### [TASK REQUIREMENTS]
Output all the material that follows, exactly as given.

-*-

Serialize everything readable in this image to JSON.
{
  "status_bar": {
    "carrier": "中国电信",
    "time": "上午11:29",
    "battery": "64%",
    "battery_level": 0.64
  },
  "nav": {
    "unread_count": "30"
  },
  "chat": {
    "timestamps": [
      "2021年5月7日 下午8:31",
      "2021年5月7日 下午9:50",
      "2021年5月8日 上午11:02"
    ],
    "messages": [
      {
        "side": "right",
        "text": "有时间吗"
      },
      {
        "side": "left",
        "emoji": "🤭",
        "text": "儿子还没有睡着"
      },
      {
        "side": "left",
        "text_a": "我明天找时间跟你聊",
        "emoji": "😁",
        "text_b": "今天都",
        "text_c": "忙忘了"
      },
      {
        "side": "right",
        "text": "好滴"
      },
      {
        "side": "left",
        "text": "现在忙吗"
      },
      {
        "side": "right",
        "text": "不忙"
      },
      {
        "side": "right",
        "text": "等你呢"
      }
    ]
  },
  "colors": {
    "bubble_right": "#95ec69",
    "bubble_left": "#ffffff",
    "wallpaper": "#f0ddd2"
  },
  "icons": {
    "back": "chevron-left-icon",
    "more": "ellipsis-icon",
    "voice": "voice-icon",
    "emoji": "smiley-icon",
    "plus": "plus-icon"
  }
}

-*-

### [ANSWER TO THIS PROBLEM]
Serialize everything readable in this image to JSON.
{
  "status_bar": {
    "carrier": "中国电信",
    "time": "上午11:29",
    "battery": "64%",
    "battery_level": 0.64
  },
  "nav": {
    "unread_count": "30"
  },
  "chat": {
    "timestamps": [
      "2021年5月7日 下午8:31",
      "2021年5月7日 下午9:50",
      "2021年5月8日 上午11:02"
    ],
    "messages": [
      {
        "side": "right",
        "text": "有时间吗"
      },
      {
        "side": "left",
        "emoji": "🤭",
        "text": "儿子还没有睡着"
      },
      {
        "side": "left",
        "text_a": "我明天找时间跟你聊",
        "emoji": "😁",
        "text_b": "今天都",
        "text_c": "忙忘了"
      },
      {
        "side": "right",
        "text": "好滴"
      },
      {
        "side": "left",
        "text": "现在忙吗"
      },
      {
        "side": "right",
        "text": "不忙"
      },
      {
        "side": "right",
        "text": "等你呢"
      }
    ]
  },
  "colors": {
    "bubble_right": "#95ec69",
    "bubble_left": "#ffffff",
    "wallpaper": "#f0ddd2"
  },
  "icons": {
    "back": "chevron-left-icon",
    "more": "ellipsis-icon",
    "voice": "voice-icon",
    "emoji": "smiley-icon",
    "plus": "plus-icon"
  }
}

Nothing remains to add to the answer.